* **Objective**: Copy every line of the data that includes the string "timestamp".

(Dataset rows)
>>>

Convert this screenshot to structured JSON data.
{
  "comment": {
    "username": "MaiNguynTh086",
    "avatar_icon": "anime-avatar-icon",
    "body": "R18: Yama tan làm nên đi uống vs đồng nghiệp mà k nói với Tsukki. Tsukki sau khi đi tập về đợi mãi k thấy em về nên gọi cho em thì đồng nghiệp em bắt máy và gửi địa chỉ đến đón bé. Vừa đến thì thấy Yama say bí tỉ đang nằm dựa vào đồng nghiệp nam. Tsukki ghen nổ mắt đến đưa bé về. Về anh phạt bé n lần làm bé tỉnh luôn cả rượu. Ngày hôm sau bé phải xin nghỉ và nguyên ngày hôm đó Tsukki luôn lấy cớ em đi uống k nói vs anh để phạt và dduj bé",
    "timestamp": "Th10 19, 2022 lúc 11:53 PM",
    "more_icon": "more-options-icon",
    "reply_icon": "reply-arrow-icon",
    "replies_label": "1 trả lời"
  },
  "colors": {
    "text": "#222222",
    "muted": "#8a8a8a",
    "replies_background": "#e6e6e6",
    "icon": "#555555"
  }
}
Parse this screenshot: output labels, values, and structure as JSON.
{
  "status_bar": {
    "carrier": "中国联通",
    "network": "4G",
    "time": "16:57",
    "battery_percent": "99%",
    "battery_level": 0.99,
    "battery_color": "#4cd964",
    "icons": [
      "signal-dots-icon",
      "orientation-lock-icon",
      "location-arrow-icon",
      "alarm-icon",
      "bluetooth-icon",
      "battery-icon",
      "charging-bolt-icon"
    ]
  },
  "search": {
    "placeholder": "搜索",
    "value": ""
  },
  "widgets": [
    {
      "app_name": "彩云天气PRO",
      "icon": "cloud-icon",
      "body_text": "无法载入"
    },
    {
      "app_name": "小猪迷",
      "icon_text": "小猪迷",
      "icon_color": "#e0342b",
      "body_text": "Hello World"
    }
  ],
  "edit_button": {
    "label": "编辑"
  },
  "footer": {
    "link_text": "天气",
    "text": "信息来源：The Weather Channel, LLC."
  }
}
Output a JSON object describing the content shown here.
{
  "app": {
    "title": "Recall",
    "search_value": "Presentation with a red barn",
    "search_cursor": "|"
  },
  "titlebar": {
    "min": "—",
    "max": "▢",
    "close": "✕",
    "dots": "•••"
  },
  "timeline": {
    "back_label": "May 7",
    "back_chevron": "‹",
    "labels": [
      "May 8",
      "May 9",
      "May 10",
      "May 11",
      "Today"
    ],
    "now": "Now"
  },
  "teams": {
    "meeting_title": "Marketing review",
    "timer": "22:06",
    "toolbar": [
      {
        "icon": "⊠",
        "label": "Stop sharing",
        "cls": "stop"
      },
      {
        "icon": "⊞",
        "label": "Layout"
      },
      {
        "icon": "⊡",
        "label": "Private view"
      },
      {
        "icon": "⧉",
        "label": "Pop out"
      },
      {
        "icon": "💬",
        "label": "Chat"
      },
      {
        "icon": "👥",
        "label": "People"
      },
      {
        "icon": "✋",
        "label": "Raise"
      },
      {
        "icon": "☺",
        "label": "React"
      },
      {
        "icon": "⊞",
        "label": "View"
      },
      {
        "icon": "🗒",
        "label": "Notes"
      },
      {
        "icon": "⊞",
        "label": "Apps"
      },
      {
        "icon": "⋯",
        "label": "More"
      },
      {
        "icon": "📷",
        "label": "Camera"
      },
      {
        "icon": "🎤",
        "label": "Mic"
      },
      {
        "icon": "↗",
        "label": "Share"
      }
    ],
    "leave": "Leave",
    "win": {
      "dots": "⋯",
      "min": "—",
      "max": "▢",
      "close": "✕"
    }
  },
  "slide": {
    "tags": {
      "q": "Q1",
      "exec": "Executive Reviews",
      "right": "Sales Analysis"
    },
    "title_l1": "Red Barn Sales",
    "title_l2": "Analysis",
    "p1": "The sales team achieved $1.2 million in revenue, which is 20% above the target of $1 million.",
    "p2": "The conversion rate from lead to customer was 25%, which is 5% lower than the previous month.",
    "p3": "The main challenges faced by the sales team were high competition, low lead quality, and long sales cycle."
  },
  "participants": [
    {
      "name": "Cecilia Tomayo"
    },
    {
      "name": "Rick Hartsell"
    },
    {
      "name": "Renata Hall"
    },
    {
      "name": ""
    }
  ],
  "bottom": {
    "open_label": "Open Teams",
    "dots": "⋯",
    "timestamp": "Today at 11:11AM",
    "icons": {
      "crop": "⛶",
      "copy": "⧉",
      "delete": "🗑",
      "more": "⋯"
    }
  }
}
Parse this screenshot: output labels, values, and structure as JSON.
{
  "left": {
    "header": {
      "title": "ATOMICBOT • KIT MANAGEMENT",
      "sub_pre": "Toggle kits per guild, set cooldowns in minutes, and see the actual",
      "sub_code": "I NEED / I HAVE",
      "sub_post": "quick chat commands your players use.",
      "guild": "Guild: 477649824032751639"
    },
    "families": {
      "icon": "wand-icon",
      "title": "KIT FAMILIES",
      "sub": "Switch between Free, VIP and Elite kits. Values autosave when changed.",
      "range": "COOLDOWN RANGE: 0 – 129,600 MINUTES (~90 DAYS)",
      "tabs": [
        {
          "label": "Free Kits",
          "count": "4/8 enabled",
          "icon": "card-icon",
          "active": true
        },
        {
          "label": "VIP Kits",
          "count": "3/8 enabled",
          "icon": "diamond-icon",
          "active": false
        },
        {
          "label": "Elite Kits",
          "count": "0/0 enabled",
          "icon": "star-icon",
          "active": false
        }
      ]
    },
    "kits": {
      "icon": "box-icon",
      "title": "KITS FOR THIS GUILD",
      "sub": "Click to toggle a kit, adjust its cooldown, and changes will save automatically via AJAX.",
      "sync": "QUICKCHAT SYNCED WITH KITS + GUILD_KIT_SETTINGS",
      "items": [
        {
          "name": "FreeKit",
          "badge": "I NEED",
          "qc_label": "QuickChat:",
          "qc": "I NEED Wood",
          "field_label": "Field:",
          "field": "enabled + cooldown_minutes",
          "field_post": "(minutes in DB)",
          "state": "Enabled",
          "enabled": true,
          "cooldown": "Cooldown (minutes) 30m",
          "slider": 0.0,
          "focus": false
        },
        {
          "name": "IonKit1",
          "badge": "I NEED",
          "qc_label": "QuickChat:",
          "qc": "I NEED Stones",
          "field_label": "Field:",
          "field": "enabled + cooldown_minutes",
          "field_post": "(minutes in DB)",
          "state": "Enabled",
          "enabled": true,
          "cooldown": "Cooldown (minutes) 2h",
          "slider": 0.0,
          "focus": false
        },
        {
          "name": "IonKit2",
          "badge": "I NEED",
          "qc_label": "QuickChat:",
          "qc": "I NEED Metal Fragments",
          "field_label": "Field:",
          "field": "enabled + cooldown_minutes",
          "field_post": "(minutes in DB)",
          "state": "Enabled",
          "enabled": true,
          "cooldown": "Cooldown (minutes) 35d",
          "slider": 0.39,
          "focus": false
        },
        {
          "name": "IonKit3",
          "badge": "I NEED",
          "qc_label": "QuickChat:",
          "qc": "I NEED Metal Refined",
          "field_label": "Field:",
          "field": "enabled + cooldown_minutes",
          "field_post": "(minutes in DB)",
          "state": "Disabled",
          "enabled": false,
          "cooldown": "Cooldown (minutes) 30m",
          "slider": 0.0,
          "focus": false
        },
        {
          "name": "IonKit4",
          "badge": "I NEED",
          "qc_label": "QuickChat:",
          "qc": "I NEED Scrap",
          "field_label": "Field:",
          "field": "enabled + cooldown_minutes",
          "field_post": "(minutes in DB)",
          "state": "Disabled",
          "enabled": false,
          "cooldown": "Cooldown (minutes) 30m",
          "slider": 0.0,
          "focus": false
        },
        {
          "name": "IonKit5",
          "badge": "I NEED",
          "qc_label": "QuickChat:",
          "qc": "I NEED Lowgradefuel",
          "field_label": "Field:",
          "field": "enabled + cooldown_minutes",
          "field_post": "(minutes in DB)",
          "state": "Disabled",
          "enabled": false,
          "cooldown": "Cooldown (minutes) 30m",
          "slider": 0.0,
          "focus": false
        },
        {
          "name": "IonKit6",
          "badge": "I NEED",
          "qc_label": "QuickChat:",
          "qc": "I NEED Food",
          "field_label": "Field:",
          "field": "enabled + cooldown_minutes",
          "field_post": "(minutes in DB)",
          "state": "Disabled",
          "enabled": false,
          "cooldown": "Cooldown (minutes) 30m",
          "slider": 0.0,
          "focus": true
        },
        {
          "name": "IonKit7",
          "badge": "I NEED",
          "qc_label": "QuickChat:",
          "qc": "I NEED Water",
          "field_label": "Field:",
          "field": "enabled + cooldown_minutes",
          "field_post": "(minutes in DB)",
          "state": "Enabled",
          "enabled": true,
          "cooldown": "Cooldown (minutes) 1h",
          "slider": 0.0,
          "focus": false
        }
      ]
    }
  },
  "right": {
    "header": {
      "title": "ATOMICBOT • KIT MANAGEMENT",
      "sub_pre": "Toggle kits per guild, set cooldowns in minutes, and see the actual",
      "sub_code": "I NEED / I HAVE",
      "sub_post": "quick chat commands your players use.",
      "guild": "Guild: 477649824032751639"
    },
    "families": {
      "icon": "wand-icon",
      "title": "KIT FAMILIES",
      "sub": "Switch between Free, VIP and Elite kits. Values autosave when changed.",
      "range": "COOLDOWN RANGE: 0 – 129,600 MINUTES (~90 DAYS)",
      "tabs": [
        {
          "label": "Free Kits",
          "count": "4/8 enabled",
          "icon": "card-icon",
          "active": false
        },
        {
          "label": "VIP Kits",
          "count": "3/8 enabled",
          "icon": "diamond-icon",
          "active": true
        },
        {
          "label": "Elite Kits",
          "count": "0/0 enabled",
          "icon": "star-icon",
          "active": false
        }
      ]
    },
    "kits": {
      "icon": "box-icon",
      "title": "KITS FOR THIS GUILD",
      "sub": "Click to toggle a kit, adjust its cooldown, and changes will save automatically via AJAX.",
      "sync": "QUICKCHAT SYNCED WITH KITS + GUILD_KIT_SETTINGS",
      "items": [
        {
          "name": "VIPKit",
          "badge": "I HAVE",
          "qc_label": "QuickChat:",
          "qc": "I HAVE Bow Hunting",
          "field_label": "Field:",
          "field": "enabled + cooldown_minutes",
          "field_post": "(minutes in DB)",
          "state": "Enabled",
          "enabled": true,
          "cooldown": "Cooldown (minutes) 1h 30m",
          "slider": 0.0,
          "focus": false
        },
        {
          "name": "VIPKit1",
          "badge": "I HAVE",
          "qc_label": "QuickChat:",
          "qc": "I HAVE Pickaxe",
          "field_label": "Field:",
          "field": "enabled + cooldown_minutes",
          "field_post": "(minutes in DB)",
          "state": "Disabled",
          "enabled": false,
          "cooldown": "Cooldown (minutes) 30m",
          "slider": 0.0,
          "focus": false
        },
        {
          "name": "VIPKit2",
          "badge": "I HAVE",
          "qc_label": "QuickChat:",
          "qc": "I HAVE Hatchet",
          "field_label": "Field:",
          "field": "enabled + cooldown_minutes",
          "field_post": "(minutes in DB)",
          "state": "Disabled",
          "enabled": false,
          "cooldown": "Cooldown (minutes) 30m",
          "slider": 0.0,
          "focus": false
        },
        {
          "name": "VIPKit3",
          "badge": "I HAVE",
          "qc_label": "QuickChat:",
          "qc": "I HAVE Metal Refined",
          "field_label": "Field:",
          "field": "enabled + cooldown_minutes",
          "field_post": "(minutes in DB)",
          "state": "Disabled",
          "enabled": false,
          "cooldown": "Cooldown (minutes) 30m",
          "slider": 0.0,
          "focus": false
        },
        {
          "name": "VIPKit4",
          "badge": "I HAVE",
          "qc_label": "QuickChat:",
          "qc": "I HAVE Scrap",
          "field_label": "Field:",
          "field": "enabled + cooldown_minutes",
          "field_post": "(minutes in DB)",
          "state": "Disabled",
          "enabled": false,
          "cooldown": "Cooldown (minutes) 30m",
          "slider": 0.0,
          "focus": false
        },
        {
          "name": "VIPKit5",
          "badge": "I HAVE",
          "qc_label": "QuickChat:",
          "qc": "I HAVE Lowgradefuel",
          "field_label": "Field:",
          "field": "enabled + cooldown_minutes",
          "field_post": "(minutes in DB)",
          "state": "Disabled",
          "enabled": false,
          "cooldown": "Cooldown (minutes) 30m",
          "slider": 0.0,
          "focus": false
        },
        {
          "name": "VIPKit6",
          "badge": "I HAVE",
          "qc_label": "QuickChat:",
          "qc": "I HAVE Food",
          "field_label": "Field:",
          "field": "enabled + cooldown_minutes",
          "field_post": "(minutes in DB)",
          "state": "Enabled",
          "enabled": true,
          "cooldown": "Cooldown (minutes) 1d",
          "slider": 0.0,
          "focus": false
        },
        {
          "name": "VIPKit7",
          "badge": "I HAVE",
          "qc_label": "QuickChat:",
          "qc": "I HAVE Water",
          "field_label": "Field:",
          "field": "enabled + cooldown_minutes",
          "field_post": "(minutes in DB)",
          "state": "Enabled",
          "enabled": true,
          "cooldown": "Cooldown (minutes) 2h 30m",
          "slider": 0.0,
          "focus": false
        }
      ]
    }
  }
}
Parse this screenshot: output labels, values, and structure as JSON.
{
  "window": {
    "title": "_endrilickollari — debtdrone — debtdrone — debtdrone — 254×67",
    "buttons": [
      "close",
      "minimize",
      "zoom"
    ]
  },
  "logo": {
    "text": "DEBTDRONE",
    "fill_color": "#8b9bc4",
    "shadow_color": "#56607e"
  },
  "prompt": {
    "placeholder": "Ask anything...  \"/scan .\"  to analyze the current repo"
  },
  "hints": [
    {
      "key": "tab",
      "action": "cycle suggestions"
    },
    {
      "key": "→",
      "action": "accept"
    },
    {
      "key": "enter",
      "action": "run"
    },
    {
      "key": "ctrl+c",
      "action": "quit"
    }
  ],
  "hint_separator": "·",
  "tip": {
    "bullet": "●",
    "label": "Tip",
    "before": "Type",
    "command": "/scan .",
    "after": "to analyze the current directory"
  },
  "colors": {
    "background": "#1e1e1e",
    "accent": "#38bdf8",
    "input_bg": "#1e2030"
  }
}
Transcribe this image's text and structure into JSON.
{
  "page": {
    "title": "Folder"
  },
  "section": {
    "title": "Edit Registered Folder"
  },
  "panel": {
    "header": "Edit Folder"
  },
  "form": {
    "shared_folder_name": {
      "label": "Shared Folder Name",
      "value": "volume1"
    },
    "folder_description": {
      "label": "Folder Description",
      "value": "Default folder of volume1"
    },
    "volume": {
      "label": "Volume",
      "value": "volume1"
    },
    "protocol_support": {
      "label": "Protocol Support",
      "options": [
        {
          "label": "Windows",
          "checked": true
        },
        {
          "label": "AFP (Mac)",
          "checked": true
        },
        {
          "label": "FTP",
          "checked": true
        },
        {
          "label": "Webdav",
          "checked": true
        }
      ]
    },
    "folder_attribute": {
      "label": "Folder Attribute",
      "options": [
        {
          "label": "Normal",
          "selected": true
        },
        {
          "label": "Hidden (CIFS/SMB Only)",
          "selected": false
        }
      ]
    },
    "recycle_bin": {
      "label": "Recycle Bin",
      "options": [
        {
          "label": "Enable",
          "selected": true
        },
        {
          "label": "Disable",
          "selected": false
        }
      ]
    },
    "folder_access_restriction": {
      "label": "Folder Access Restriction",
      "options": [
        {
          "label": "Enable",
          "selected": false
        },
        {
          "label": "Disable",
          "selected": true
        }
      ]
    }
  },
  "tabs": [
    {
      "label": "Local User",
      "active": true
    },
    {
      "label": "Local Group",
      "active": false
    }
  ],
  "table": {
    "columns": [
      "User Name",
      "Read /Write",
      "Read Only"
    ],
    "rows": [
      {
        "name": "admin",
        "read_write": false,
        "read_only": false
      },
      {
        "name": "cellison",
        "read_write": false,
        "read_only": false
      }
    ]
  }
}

<<<

* **Result below**:
    "timestamp": "Th10 19, 2022 lúc 11:53 PM",
    "timestamp": "Today at 11:11AM",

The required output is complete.